Every line in the listing is to be echoed verbatim.

-- -- --

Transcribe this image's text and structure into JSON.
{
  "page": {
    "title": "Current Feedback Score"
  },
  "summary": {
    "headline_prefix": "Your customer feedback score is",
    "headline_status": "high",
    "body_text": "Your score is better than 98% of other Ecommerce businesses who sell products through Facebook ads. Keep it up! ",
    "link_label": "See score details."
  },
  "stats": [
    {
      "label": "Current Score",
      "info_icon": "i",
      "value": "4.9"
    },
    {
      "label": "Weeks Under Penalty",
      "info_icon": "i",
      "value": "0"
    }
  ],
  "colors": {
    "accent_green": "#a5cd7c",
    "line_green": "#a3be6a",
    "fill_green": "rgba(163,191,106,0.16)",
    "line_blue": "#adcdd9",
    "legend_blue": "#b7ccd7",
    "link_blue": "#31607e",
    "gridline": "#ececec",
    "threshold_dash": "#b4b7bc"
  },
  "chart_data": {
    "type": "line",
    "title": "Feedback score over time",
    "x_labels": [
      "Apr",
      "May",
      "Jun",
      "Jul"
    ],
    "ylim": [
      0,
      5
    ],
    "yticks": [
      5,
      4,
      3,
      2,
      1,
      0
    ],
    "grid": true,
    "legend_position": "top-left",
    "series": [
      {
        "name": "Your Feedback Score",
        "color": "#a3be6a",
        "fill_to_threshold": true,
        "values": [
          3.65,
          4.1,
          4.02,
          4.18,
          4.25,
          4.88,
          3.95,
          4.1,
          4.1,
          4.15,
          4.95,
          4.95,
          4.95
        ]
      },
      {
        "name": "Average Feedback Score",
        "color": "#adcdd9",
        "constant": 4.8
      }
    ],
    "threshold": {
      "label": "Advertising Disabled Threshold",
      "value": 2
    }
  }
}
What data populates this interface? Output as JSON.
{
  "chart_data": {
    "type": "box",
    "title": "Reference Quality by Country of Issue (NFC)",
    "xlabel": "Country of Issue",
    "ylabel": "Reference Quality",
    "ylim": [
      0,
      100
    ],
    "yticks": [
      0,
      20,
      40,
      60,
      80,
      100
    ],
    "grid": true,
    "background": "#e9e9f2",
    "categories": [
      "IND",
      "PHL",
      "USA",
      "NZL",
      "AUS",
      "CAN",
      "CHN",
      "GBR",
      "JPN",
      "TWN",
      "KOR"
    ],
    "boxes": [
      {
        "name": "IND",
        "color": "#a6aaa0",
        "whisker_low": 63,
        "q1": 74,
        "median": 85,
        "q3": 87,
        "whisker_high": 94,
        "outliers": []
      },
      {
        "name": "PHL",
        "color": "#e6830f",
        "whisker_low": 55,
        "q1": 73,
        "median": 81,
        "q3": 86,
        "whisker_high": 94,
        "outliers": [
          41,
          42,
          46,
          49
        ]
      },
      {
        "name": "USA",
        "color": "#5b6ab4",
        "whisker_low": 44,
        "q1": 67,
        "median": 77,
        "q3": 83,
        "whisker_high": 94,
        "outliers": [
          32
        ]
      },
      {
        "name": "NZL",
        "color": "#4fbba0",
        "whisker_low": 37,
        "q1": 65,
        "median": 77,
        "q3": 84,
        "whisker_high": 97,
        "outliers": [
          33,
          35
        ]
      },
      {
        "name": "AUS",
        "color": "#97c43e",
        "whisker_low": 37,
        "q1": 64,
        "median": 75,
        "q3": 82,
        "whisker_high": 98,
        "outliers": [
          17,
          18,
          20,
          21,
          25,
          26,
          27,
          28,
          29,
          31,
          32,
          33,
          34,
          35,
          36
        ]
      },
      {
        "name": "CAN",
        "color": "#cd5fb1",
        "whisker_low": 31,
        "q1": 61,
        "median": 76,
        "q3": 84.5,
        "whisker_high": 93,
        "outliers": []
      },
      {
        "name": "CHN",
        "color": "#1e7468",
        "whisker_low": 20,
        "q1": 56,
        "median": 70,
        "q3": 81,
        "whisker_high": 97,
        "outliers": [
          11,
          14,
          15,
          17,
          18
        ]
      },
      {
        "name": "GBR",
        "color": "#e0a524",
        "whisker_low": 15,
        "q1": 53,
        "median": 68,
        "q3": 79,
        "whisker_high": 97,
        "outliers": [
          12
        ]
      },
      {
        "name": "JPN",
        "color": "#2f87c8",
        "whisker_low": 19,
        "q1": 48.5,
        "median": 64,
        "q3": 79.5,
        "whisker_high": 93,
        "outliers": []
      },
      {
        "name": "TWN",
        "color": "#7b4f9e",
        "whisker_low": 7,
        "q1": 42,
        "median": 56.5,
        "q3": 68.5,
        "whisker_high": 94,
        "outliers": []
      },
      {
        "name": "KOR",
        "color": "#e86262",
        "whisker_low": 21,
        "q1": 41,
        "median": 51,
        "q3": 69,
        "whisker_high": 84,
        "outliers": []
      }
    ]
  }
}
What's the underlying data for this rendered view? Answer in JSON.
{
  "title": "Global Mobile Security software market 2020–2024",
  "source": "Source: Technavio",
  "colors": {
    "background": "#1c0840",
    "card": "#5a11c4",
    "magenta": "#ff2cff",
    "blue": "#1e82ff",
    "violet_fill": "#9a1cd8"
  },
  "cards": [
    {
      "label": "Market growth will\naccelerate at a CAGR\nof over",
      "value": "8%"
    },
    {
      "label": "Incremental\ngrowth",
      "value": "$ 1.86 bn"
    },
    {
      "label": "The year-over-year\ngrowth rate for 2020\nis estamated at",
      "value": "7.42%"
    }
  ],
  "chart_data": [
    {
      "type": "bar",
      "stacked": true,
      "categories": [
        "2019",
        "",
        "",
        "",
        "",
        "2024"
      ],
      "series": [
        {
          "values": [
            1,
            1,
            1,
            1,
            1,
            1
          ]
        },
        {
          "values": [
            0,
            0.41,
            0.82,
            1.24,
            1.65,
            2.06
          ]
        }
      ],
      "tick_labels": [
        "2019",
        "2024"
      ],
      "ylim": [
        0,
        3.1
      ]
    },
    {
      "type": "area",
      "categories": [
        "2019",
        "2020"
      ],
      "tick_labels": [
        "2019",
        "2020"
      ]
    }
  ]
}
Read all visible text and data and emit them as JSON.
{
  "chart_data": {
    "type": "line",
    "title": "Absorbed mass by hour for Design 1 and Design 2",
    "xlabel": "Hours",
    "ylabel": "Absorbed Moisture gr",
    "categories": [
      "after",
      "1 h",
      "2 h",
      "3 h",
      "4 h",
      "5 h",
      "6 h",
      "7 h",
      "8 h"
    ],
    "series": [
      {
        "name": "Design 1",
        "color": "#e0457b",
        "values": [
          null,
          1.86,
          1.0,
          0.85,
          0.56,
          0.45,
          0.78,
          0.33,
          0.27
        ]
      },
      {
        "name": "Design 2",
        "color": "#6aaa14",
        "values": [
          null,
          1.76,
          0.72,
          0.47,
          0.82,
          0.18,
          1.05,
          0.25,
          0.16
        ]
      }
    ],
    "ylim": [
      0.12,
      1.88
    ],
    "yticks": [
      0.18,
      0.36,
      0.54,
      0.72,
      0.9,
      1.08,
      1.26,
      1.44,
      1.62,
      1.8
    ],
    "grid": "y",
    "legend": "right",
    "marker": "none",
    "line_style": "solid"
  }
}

-- -- --

* [Answer in full]:
Transcribe this image's text and structure into JSON.
{
  "page": {
    "title": "Current Feedback Score"
  },
  "summary": {
    "headline_prefix": "Your customer feedback score is",
    "headline_status": "high",
    "body_text": "Your score is better than 98% of other Ecommerce businesses who sell products through Facebook ads. Keep it up! ",
    "link_label": "See score details."
  },
  "stats": [
    {
      "label": "Current Score",
      "info_icon": "i",
      "value": "4.9"
    },
    {
      "label": "Weeks Under Penalty",
      "info_icon": "i",
      "value": "0"
    }
  ],
  "colors": {
    "accent_green": "#a5cd7c",
    "line_green": "#a3be6a",
    "fill_green": "rgba(163,191,106,0.16)",
    "line_blue": "#adcdd9",
    "legend_blue": "#b7ccd7",
    "link_blue": "#31607e",
    "gridline": "#ececec",
    "threshold_dash": "#b4b7bc"
  },
  "chart_data": {
    "type": "line",
    "title": "Feedback score over time",
    "x_labels": [
      "Apr",
      "May",
      "Jun",
      "Jul"
    ],
    "ylim": [
      0,
      5
    ],
    "yticks": [
      5,
      4,
      3,
      2,
      1,
      0
    ],
    "grid": true,
    "legend_position": "top-left",
    "series": [
      {
        "name": "Your Feedback Score",
        "color": "#a3be6a",
        "fill_to_threshold": true,
        "values": [
          3.65,
          4.1,
          4.02,
          4.18,
          4.25,
          4.88,
          3.95,
          4.1,
          4.1,
          4.15,
          4.95,
          4.95,
          4.95
        ]
      },
      {
        "name": "Average Feedback Score",
        "color": "#adcdd9",
        "constant": 4.8
      }
    ],
    "threshold": {
      "label": "Advertising Disabled Threshold",
      "value": 2
    }
  }
}
What data populates this interface? Output as JSON.
{
  "chart_data": {
    "type": "box",
    "title": "Reference Quality by Country of Issue (NFC)",
    "xlabel": "Country of Issue",
    "ylabel": "Reference Quality",
    "ylim": [
      0,
      100
    ],
    "yticks": [
      0,
      20,
      40,
      60,
      80,
      100
    ],
    "grid": true,
    "background": "#e9e9f2",
    "categories": [
      "IND",
      "PHL",
      "USA",
      "NZL",
      "AUS",
      "CAN",
      "CHN",
      "GBR",
      "JPN",
      "TWN",
      "KOR"
    ],
    "boxes": [
      {
        "name": "IND",
        "color": "#a6aaa0",
        "whisker_low": 63,
        "q1": 74,
        "median": 85,
        "q3": 87,
        "whisker_high": 94,
        "outliers": []
      },
      {
        "name": "PHL",
        "color": "#e6830f",
        "whisker_low": 55,
        "q1": 73,
        "median": 81,
        "q3": 86,
        "whisker_high": 94,
        "outliers": [
          41,
          42,
          46,
          49
        ]
      },
      {
        "name": "USA",
        "color": "#5b6ab4",
        "whisker_low": 44,
        "q1": 67,
        "median": 77,
        "q3": 83,
        "whisker_high": 94,
        "outliers": [
          32
        ]
      },
      {
        "name": "NZL",
        "color": "#4fbba0",
        "whisker_low": 37,
        "q1": 65,
        "median": 77,
        "q3": 84,
        "whisker_high": 97,
        "outliers": [
          33,
          35
        ]
      },
      {
        "name": "AUS",
        "color": "#97c43e",
        "whisker_low": 37,
        "q1": 64,
        "median": 75,
        "q3": 82,
        "whisker_high": 98,
        "outliers": [
          17,
          18,
          20,
          21,
          25,
          26,
          27,
          28,
          29,
          31,
          32,
          33,
          34,
          35,
          36
        ]
      },
      {
        "name": "CAN",
        "color": "#cd5fb1",
        "whisker_low": 31,
        "q1": 61,
        "median": 76,
        "q3": 84.5,
        "whisker_high": 93,
        "outliers": []
      },
      {
        "name": "CHN",
        "color": "#1e7468",
        "whisker_low": 20,
        "q1": 56,
        "median": 70,
        "q3": 81,
        "whisker_high": 97,
        "outliers": [
          11,
          14,
          15,
          17,
          18
        ]
      },
      {
        "name": "GBR",
        "color": "#e0a524",
        "whisker_low": 15,
        "q1": 53,
        "median": 68,
        "q3": 79,
        "whisker_high": 97,
        "outliers": [
          12
        ]
      },
      {
        "name": "JPN",
        "color": "#2f87c8",
        "whisker_low": 19,
        "q1": 48.5,
        "median": 64,
        "q3": 79.5,
        "whisker_high": 93,
        "outliers": []
      },
      {
        "name": "TWN",
        "color": "#7b4f9e",
        "whisker_low": 7,
        "q1": 42,
        "median": 56.5,
        "q3": 68.5,
        "whisker_high": 94,
        "outliers": []
      },
      {
        "name": "KOR",
        "color": "#e86262",
        "whisker_low": 21,
        "q1": 41,
        "median": 51,
        "q3": 69,
        "whisker_high": 84,
        "outliers": []
      }
    ]
  }
}
What's the underlying data for this rendered view? Answer in JSON.
{
  "title": "Global Mobile Security software market 2020–2024",
  "source": "Source: Technavio",
  "colors": {
    "background": "#1c0840",
    "card": "#5a11c4",
    "magenta": "#ff2cff",
    "blue": "#1e82ff",
    "violet_fill": "#9a1cd8"
  },
  "cards": [
    {
      "label": "Market growth will\naccelerate at a CAGR\nof over",
      "value": "8%"
    },
    {
      "label": "Incremental\ngrowth",
      "value": "$ 1.86 bn"
    },
    {
      "label": "The year-over-year\ngrowth rate for 2020\nis estamated at",
      "value": "7.42%"
    }
  ],
  "chart_data": [
    {
      "type": "bar",
      "stacked": true,
      "categories": [
        "2019",
        "",
        "",
        "",
        "",
        "2024"
      ],
      "series": [
        {
          "values": [
            1,
            1,
            1,
            1,
            1,
            1
          ]
        },
        {
          "values": [
            0,
            0.41,
            0.82,
            1.24,
            1.65,
            2.06
          ]
        }
      ],
      "tick_labels": [
        "2019",
        "2024"
      ],
      "ylim": [
        0,
        3.1
      ]
    },
    {
      "type": "area",
      "categories": [
        "2019",
        "2020"
      ],
      "tick_labels": [
        "2019",
        "2020"
      ]
    }
  ]
}
Read all visible text and data and emit them as JSON.
{
  "chart_data": {
    "type": "line",
    "title": "Absorbed mass by hour for Design 1 and Design 2",
    "xlabel": "Hours",
    "ylabel": "Absorbed Moisture gr",
    "categories": [
      "after",
      "1 h",
      "2 h",
      "3 h",
      "4 h",
      "5 h",
      "6 h",
      "7 h",
      "8 h"
    ],
    "series": [
      {
        "name": "Design 1",
        "color": "#e0457b",
        "values": [
          null,
          1.86,
          1.0,
          0.85,
          0.56,
          0.45,
          0.78,
          0.33,
          0.27
        ]
      },
      {
        "name": "Design 2",
        "color": "#6aaa14",
        "values": [
          null,
          1.76,
          0.72,
          0.47,
          0.82,
          0.18,
          1.05,
          0.25,
          0.16
        ]
      }
    ],
    "ylim": [
      0.12,
      1.88
    ],
    "yticks": [
      0.18,
      0.36,
      0.54,
      0.72,
      0.9,
      1.08,
      1.26,
      1.44,
      1.62,
      1.8
    ],
    "grid": "y",
    "legend": "right",
    "marker": "none",
    "line_style": "solid"
  }
}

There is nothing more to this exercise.